▶ **Saved data entries**
★ ★ ★ ★ ★ ★ ★

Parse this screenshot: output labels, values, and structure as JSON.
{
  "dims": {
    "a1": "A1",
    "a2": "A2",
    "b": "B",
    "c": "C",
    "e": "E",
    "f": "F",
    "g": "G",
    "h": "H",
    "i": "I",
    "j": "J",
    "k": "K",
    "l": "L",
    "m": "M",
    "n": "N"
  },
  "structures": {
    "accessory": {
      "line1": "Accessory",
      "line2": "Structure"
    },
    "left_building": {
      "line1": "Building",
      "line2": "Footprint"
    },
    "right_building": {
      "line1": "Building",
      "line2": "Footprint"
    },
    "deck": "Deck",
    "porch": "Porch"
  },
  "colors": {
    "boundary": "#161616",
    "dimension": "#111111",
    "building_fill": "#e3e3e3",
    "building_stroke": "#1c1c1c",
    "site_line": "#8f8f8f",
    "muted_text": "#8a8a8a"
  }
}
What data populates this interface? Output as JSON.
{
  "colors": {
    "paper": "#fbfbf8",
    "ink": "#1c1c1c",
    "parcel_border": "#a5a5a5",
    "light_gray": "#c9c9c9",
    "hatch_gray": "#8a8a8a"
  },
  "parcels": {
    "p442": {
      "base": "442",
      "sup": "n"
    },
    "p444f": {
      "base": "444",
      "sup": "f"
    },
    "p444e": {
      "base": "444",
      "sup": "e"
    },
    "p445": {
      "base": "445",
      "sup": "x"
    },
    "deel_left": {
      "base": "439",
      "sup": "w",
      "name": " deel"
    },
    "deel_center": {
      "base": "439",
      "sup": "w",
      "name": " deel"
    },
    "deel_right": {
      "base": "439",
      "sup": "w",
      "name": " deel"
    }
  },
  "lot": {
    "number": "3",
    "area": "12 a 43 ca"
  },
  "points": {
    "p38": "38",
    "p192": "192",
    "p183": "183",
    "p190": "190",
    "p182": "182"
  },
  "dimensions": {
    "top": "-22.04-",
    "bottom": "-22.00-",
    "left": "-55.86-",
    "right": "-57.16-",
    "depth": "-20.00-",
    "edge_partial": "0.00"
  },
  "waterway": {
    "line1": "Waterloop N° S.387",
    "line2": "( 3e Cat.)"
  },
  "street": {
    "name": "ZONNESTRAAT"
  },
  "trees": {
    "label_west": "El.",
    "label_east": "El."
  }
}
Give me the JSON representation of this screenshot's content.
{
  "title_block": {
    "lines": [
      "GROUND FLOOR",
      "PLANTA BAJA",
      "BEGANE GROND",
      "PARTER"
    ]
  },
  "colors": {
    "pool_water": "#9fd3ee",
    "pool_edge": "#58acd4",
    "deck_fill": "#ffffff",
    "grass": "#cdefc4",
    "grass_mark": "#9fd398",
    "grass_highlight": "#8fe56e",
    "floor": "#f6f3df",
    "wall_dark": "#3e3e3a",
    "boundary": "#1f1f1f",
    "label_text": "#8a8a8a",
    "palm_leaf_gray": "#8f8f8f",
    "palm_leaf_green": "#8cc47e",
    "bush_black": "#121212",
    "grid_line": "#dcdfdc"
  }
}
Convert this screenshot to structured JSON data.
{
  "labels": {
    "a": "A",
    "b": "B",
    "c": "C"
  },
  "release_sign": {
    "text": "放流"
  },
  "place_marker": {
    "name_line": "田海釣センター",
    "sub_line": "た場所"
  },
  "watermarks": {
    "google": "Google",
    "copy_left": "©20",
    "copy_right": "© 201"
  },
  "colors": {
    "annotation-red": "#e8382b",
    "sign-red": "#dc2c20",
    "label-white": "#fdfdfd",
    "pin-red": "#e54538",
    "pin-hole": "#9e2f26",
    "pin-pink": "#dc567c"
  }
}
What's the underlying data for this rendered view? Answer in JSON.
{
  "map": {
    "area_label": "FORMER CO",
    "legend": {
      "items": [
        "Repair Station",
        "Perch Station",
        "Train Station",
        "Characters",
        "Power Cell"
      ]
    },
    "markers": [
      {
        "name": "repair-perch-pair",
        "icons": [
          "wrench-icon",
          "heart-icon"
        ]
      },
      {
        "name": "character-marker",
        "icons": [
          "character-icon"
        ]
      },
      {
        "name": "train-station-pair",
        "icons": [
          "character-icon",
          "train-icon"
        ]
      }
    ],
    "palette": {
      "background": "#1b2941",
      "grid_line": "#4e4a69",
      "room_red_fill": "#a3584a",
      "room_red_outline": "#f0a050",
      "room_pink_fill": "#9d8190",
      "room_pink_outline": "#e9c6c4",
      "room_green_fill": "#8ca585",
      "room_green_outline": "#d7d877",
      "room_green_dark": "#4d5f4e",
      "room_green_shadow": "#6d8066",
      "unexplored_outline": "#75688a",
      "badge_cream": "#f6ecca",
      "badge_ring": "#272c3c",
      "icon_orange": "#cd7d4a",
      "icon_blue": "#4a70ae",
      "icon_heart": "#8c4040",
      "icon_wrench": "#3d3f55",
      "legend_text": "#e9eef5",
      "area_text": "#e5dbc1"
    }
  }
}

★ ★ ★ ★ ★ ★ ★

▶ **WHAT YOU WILL DO**
Extract every record and return it verbatim.

▶ **OUTPUT FOR THIS EXERCISE**
Parse this screenshot: output labels, values, and structure as JSON.
{
  "dims": {
    "a1": "A1",
    "a2": "A2",
    "b": "B",
    "c": "C",
    "e": "E",
    "f": "F",
    "g": "G",
    "h": "H",
    "i": "I",
    "j": "J",
    "k": "K",
    "l": "L",
    "m": "M",
    "n": "N"
  },
  "structures": {
    "accessory": {
      "line1": "Accessory",
      "line2": "Structure"
    },
    "left_building": {
      "line1": "Building",
      "line2": "Footprint"
    },
    "right_building": {
      "line1": "Building",
      "line2": "Footprint"
    },
    "deck": "Deck",
    "porch": "Porch"
  },
  "colors": {
    "boundary": "#161616",
    "dimension": "#111111",
    "building_fill": "#e3e3e3",
    "building_stroke": "#1c1c1c",
    "site_line": "#8f8f8f",
    "muted_text": "#8a8a8a"
  }
}
What data populates this interface? Output as JSON.
{
  "colors": {
    "paper": "#fbfbf8",
    "ink": "#1c1c1c",
    "parcel_border": "#a5a5a5",
    "light_gray": "#c9c9c9",
    "hatch_gray": "#8a8a8a"
  },
  "parcels": {
    "p442": {
      "base": "442",
      "sup": "n"
    },
    "p444f": {
      "base": "444",
      "sup": "f"
    },
    "p444e": {
      "base": "444",
      "sup": "e"
    },
    "p445": {
      "base": "445",
      "sup": "x"
    },
    "deel_left": {
      "base": "439",
      "sup": "w",
      "name": " deel"
    },
    "deel_center": {
      "base": "439",
      "sup": "w",
      "name": " deel"
    },
    "deel_right": {
      "base": "439",
      "sup": "w",
      "name": " deel"
    }
  },
  "lot": {
    "number": "3",
    "area": "12 a 43 ca"
  },
  "points": {
    "p38": "38",
    "p192": "192",
    "p183": "183",
    "p190": "190",
    "p182": "182"
  },
  "dimensions": {
    "top": "-22.04-",
    "bottom": "-22.00-",
    "left": "-55.86-",
    "right": "-57.16-",
    "depth": "-20.00-",
    "edge_partial": "0.00"
  },
  "waterway": {
    "line1": "Waterloop N° S.387",
    "line2": "( 3e Cat.)"
  },
  "street": {
    "name": "ZONNESTRAAT"
  },
  "trees": {
    "label_west": "El.",
    "label_east": "El."
  }
}
Give me the JSON representation of this screenshot's content.
{
  "title_block": {
    "lines": [
      "GROUND FLOOR",
      "PLANTA BAJA",
      "BEGANE GROND",
      "PARTER"
    ]
  },
  "colors": {
    "pool_water": "#9fd3ee",
    "pool_edge": "#58acd4",
    "deck_fill": "#ffffff",
    "grass": "#cdefc4",
    "grass_mark": "#9fd398",
    "grass_highlight": "#8fe56e",
    "floor": "#f6f3df",
    "wall_dark": "#3e3e3a",
    "boundary": "#1f1f1f",
    "label_text": "#8a8a8a",
    "palm_leaf_gray": "#8f8f8f",
    "palm_leaf_green": "#8cc47e",
    "bush_black": "#121212",
    "grid_line": "#dcdfdc"
  }
}
Convert this screenshot to structured JSON data.
{
  "labels": {
    "a": "A",
    "b": "B",
    "c": "C"
  },
  "release_sign": {
    "text": "放流"
  },
  "place_marker": {
    "name_line": "田海釣センター",
    "sub_line": "た場所"
  },
  "watermarks": {
    "google": "Google",
    "copy_left": "©20",
    "copy_right": "© 201"
  },
  "colors": {
    "annotation-red": "#e8382b",
    "sign-red": "#dc2c20",
    "label-white": "#fdfdfd",
    "pin-red": "#e54538",
    "pin-hole": "#9e2f26",
    "pin-pink": "#dc567c"
  }
}
What's the underlying data for this rendered view? Answer in JSON.
{
  "map": {
    "area_label": "FORMER CO",
    "legend": {
      "items": [
        "Repair Station",
        "Perch Station",
        "Train Station",
        "Characters",
        "Power Cell"
      ]
    },
    "markers": [
      {
        "name": "repair-perch-pair",
        "icons": [
          "wrench-icon",
          "heart-icon"
        ]
      },
      {
        "name": "character-marker",
        "icons": [
          "character-icon"
        ]
      },
      {
        "name": "train-station-pair",
        "icons": [
          "character-icon",
          "train-icon"
        ]
      }
    ],
    "palette": {
      "background": "#1b2941",
      "grid_line": "#4e4a69",
      "room_red_fill": "#a3584a",
      "room_red_outline": "#f0a050",
      "room_pink_fill": "#9d8190",
      "room_pink_outline": "#e9c6c4",
      "room_green_fill": "#8ca585",
      "room_green_outline": "#d7d877",
      "room_green_dark": "#4d5f4e",
      "room_green_shadow": "#6d8066",
      "unexplored_outline": "#75688a",
      "badge_cream": "#f6ecca",
      "badge_ring": "#272c3c",
      "icon_orange": "#cd7d4a",
      "icon_blue": "#4a70ae",
      "icon_heart": "#8c4040",
      "icon_wrench": "#3d3f55",
      "legend_text": "#e9eef5",
      "area_text": "#e5dbc1"
    }
  }
}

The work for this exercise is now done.